**Task material**
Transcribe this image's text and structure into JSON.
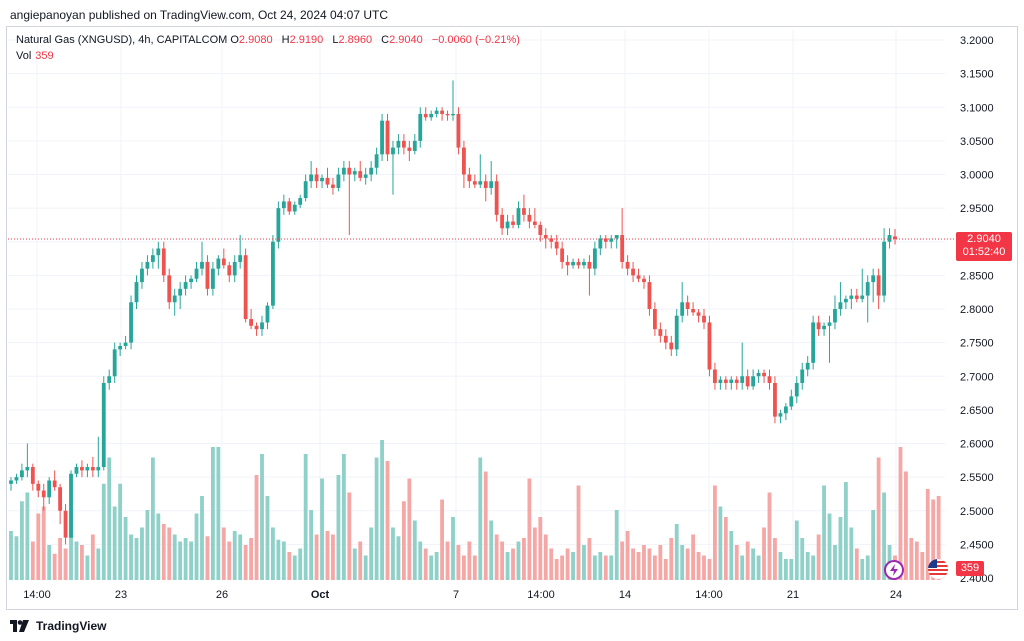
{
  "header": {
    "publisher": "angiepanoyan published on TradingView.com, Oct 24, 2024 04:07 UTC"
  },
  "legend": {
    "symbol": "Natural Gas (XNGUSD), 4h, CAPITALCOM",
    "o_label": "O",
    "o": "2.9080",
    "h_label": "H",
    "h": "2.9190",
    "l_label": "L",
    "l": "2.8960",
    "c_label": "C",
    "c": "2.9040",
    "change": "−0.0060 (−0.21%)",
    "vol_label": "Vol",
    "vol": "359"
  },
  "price_badge": {
    "price": "2.9040",
    "countdown": "01:52:40"
  },
  "vol_badge": "359",
  "footer": {
    "brand": "TradingView"
  },
  "colors": {
    "up": "#26a69a",
    "down": "#ef5350",
    "up_vol": "#8fd0c8",
    "down_vol": "#f5a7a5",
    "last_price": "#f23645"
  },
  "chart_data": {
    "type": "candlestick",
    "y_ticks": [
      "3.2000",
      "3.1500",
      "3.1000",
      "3.0500",
      "3.0000",
      "2.9500",
      "2.9000",
      "2.8500",
      "2.8000",
      "2.7500",
      "2.7000",
      "2.6500",
      "2.6000",
      "2.5500",
      "2.5000",
      "2.4500",
      "2.4000"
    ],
    "ylim": [
      2.4,
      3.2
    ],
    "x_ticks": [
      "14:00",
      "23",
      "26",
      "Oct",
      "7",
      "14:00",
      "14",
      "14:00",
      "21",
      "24"
    ],
    "last_price": 2.904,
    "candles": [
      [
        2.54,
        2.55,
        2.53,
        2.545
      ],
      [
        2.545,
        2.555,
        2.54,
        2.55
      ],
      [
        2.55,
        2.57,
        2.545,
        2.56
      ],
      [
        2.56,
        2.6,
        2.55,
        2.565
      ],
      [
        2.565,
        2.57,
        2.53,
        2.54
      ],
      [
        2.54,
        2.545,
        2.52,
        2.53
      ],
      [
        2.53,
        2.54,
        2.5,
        2.52
      ],
      [
        2.52,
        2.55,
        2.51,
        2.545
      ],
      [
        2.545,
        2.56,
        2.53,
        2.535
      ],
      [
        2.535,
        2.54,
        2.48,
        2.5
      ],
      [
        2.5,
        2.51,
        2.45,
        2.46
      ],
      [
        2.46,
        2.56,
        2.46,
        2.555
      ],
      [
        2.555,
        2.57,
        2.55,
        2.565
      ],
      [
        2.565,
        2.575,
        2.55,
        2.56
      ],
      [
        2.56,
        2.57,
        2.55,
        2.565
      ],
      [
        2.565,
        2.58,
        2.55,
        2.56
      ],
      [
        2.56,
        2.61,
        2.55,
        2.565
      ],
      [
        2.565,
        2.7,
        2.56,
        2.69
      ],
      [
        2.69,
        2.71,
        2.68,
        2.7
      ],
      [
        2.7,
        2.75,
        2.69,
        2.74
      ],
      [
        2.74,
        2.75,
        2.73,
        2.745
      ],
      [
        2.745,
        2.76,
        2.74,
        2.75
      ],
      [
        2.75,
        2.82,
        2.74,
        2.81
      ],
      [
        2.81,
        2.85,
        2.8,
        2.84
      ],
      [
        2.84,
        2.87,
        2.83,
        2.86
      ],
      [
        2.86,
        2.88,
        2.85,
        2.87
      ],
      [
        2.87,
        2.89,
        2.86,
        2.88
      ],
      [
        2.88,
        2.9,
        2.86,
        2.89
      ],
      [
        2.89,
        2.9,
        2.84,
        2.85
      ],
      [
        2.85,
        2.86,
        2.8,
        2.81
      ],
      [
        2.81,
        2.83,
        2.79,
        2.82
      ],
      [
        2.82,
        2.84,
        2.8,
        2.83
      ],
      [
        2.83,
        2.85,
        2.82,
        2.84
      ],
      [
        2.84,
        2.85,
        2.83,
        2.845
      ],
      [
        2.845,
        2.87,
        2.84,
        2.86
      ],
      [
        2.86,
        2.9,
        2.85,
        2.87
      ],
      [
        2.87,
        2.88,
        2.82,
        2.83
      ],
      [
        2.83,
        2.87,
        2.82,
        2.86
      ],
      [
        2.86,
        2.88,
        2.85,
        2.875
      ],
      [
        2.875,
        2.89,
        2.86,
        2.865
      ],
      [
        2.865,
        2.87,
        2.84,
        2.85
      ],
      [
        2.85,
        2.88,
        2.84,
        2.87
      ],
      [
        2.87,
        2.91,
        2.86,
        2.88
      ],
      [
        2.88,
        2.89,
        2.78,
        2.785
      ],
      [
        2.785,
        2.8,
        2.77,
        2.775
      ],
      [
        2.775,
        2.78,
        2.76,
        2.77
      ],
      [
        2.77,
        2.79,
        2.76,
        2.78
      ],
      [
        2.78,
        2.81,
        2.77,
        2.805
      ],
      [
        2.805,
        2.91,
        2.8,
        2.9
      ],
      [
        2.9,
        2.96,
        2.89,
        2.95
      ],
      [
        2.95,
        2.97,
        2.94,
        2.96
      ],
      [
        2.96,
        2.965,
        2.94,
        2.945
      ],
      [
        2.945,
        2.96,
        2.94,
        2.955
      ],
      [
        2.955,
        2.97,
        2.95,
        2.965
      ],
      [
        2.965,
        3.0,
        2.96,
        2.99
      ],
      [
        2.99,
        3.02,
        2.98,
        3.0
      ],
      [
        3.0,
        3.01,
        2.98,
        2.99
      ],
      [
        2.99,
        3.0,
        2.98,
        2.995
      ],
      [
        2.995,
        3.01,
        2.98,
        2.985
      ],
      [
        2.985,
        2.995,
        2.97,
        2.98
      ],
      [
        2.98,
        3.01,
        2.975,
        3.0
      ],
      [
        3.0,
        3.02,
        2.99,
        3.01
      ],
      [
        3.01,
        3.02,
        2.91,
        3.0
      ],
      [
        3.0,
        3.01,
        2.99,
        3.005
      ],
      [
        3.005,
        3.02,
        2.99,
        2.995
      ],
      [
        2.995,
        3.01,
        2.985,
        3.0
      ],
      [
        3.0,
        3.02,
        2.99,
        3.01
      ],
      [
        3.01,
        3.04,
        3.0,
        3.03
      ],
      [
        3.03,
        3.09,
        3.02,
        3.08
      ],
      [
        3.08,
        3.09,
        3.02,
        3.03
      ],
      [
        3.03,
        3.05,
        2.97,
        3.04
      ],
      [
        3.04,
        3.06,
        3.03,
        3.05
      ],
      [
        3.05,
        3.06,
        3.03,
        3.04
      ],
      [
        3.04,
        3.05,
        3.02,
        3.035
      ],
      [
        3.035,
        3.06,
        3.03,
        3.05
      ],
      [
        3.05,
        3.1,
        3.04,
        3.09
      ],
      [
        3.09,
        3.1,
        3.08,
        3.085
      ],
      [
        3.085,
        3.095,
        3.08,
        3.09
      ],
      [
        3.09,
        3.1,
        3.085,
        3.095
      ],
      [
        3.095,
        3.1,
        3.08,
        3.09
      ],
      [
        3.09,
        3.095,
        3.08,
        3.088
      ],
      [
        3.088,
        3.14,
        3.08,
        3.09
      ],
      [
        3.09,
        3.1,
        3.03,
        3.04
      ],
      [
        3.04,
        3.05,
        2.98,
        3.0
      ],
      [
        3.0,
        3.01,
        2.98,
        2.99
      ],
      [
        2.99,
        3.0,
        2.98,
        2.985
      ],
      [
        2.985,
        3.03,
        2.98,
        2.99
      ],
      [
        2.99,
        3.0,
        2.96,
        2.98
      ],
      [
        2.98,
        3.02,
        2.97,
        2.99
      ],
      [
        2.99,
        3.0,
        2.93,
        2.94
      ],
      [
        2.94,
        2.95,
        2.91,
        2.92
      ],
      [
        2.92,
        2.94,
        2.91,
        2.93
      ],
      [
        2.93,
        2.94,
        2.92,
        2.925
      ],
      [
        2.925,
        2.96,
        2.92,
        2.95
      ],
      [
        2.95,
        2.97,
        2.93,
        2.94
      ],
      [
        2.94,
        2.95,
        2.92,
        2.93
      ],
      [
        2.93,
        2.95,
        2.92,
        2.925
      ],
      [
        2.925,
        2.93,
        2.9,
        2.91
      ],
      [
        2.91,
        2.92,
        2.89,
        2.905
      ],
      [
        2.905,
        2.91,
        2.89,
        2.9
      ],
      [
        2.9,
        2.91,
        2.88,
        2.89
      ],
      [
        2.89,
        2.9,
        2.86,
        2.87
      ],
      [
        2.87,
        2.88,
        2.85,
        2.865
      ],
      [
        2.865,
        2.875,
        2.86,
        2.87
      ],
      [
        2.87,
        2.875,
        2.86,
        2.865
      ],
      [
        2.865,
        2.875,
        2.86,
        2.87
      ],
      [
        2.87,
        2.88,
        2.82,
        2.86
      ],
      [
        2.86,
        2.9,
        2.85,
        2.89
      ],
      [
        2.89,
        2.91,
        2.88,
        2.905
      ],
      [
        2.905,
        2.91,
        2.89,
        2.9
      ],
      [
        2.9,
        2.91,
        2.89,
        2.905
      ],
      [
        2.905,
        2.91,
        2.89,
        2.91
      ],
      [
        2.91,
        2.95,
        2.86,
        2.87
      ],
      [
        2.87,
        2.88,
        2.85,
        2.86
      ],
      [
        2.86,
        2.87,
        2.84,
        2.85
      ],
      [
        2.85,
        2.86,
        2.84,
        2.845
      ],
      [
        2.845,
        2.85,
        2.83,
        2.84
      ],
      [
        2.84,
        2.85,
        2.79,
        2.8
      ],
      [
        2.8,
        2.81,
        2.76,
        2.77
      ],
      [
        2.77,
        2.78,
        2.75,
        2.76
      ],
      [
        2.76,
        2.77,
        2.74,
        2.75
      ],
      [
        2.75,
        2.76,
        2.73,
        2.74
      ],
      [
        2.74,
        2.8,
        2.73,
        2.79
      ],
      [
        2.79,
        2.84,
        2.78,
        2.81
      ],
      [
        2.81,
        2.82,
        2.79,
        2.8
      ],
      [
        2.8,
        2.81,
        2.79,
        2.795
      ],
      [
        2.795,
        2.8,
        2.78,
        2.79
      ],
      [
        2.79,
        2.8,
        2.77,
        2.78
      ],
      [
        2.78,
        2.79,
        2.7,
        2.71
      ],
      [
        2.71,
        2.72,
        2.68,
        2.69
      ],
      [
        2.69,
        2.7,
        2.68,
        2.695
      ],
      [
        2.695,
        2.7,
        2.68,
        2.69
      ],
      [
        2.69,
        2.7,
        2.68,
        2.695
      ],
      [
        2.695,
        2.7,
        2.68,
        2.69
      ],
      [
        2.69,
        2.75,
        2.68,
        2.7
      ],
      [
        2.7,
        2.71,
        2.68,
        2.685
      ],
      [
        2.685,
        2.71,
        2.68,
        2.7
      ],
      [
        2.7,
        2.71,
        2.69,
        2.705
      ],
      [
        2.705,
        2.71,
        2.69,
        2.7
      ],
      [
        2.7,
        2.71,
        2.68,
        2.69
      ],
      [
        2.69,
        2.7,
        2.63,
        2.64
      ],
      [
        2.64,
        2.65,
        2.63,
        2.645
      ],
      [
        2.645,
        2.66,
        2.635,
        2.655
      ],
      [
        2.655,
        2.68,
        2.65,
        2.67
      ],
      [
        2.67,
        2.7,
        2.66,
        2.69
      ],
      [
        2.69,
        2.72,
        2.68,
        2.71
      ],
      [
        2.71,
        2.73,
        2.7,
        2.72
      ],
      [
        2.72,
        2.79,
        2.71,
        2.78
      ],
      [
        2.78,
        2.79,
        2.76,
        2.77
      ],
      [
        2.77,
        2.78,
        2.76,
        2.775
      ],
      [
        2.775,
        2.79,
        2.72,
        2.78
      ],
      [
        2.78,
        2.82,
        2.77,
        2.8
      ],
      [
        2.8,
        2.84,
        2.79,
        2.81
      ],
      [
        2.81,
        2.82,
        2.8,
        2.815
      ],
      [
        2.815,
        2.83,
        2.8,
        2.82
      ],
      [
        2.82,
        2.83,
        2.81,
        2.815
      ],
      [
        2.815,
        2.86,
        2.81,
        2.82
      ],
      [
        2.82,
        2.85,
        2.78,
        2.84
      ],
      [
        2.84,
        2.86,
        2.81,
        2.85
      ],
      [
        2.85,
        2.86,
        2.8,
        2.82
      ],
      [
        2.82,
        2.92,
        2.81,
        2.9
      ],
      [
        2.9,
        2.92,
        2.89,
        2.91
      ],
      [
        2.908,
        2.919,
        2.896,
        2.904
      ]
    ],
    "volumes": [
      28,
      25,
      45,
      50,
      22,
      38,
      42,
      20,
      15,
      24,
      18,
      40,
      22,
      20,
      14,
      26,
      18,
      55,
      70,
      42,
      55,
      36,
      26,
      24,
      30,
      40,
      70,
      38,
      32,
      30,
      26,
      22,
      24,
      22,
      38,
      48,
      25,
      76,
      76,
      30,
      22,
      28,
      26,
      20,
      24,
      60,
      72,
      48,
      30,
      23,
      22,
      16,
      14,
      18,
      72,
      40,
      26,
      58,
      28,
      26,
      60,
      72,
      50,
      18,
      22,
      14,
      30,
      70,
      80,
      68,
      30,
      25,
      45,
      58,
      34,
      22,
      18,
      14,
      16,
      46,
      22,
      36,
      20,
      14,
      22,
      14,
      70,
      62,
      34,
      26,
      22,
      16,
      18,
      22,
      24,
      58,
      30,
      36,
      26,
      18,
      12,
      14,
      18,
      16,
      54,
      20,
      24,
      14,
      16,
      14,
      14,
      40,
      22,
      28,
      18,
      16,
      20,
      18,
      14,
      20,
      12,
      24,
      32,
      20,
      18,
      26,
      16,
      14,
      12,
      54,
      42,
      36,
      28,
      20,
      14,
      22,
      18,
      14,
      30,
      50,
      24,
      16,
      12,
      12,
      34,
      24,
      16,
      14,
      26,
      54,
      38,
      20,
      36,
      56,
      30,
      18,
      12,
      14,
      40,
      70,
      50,
      20,
      14,
      76,
      62,
      24,
      22,
      16,
      52,
      46,
      48
    ]
  }
}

**Task to complete**
Give the number of lines containing the word "TradingView". No other answer is needed.

**Answer to the exercise**
2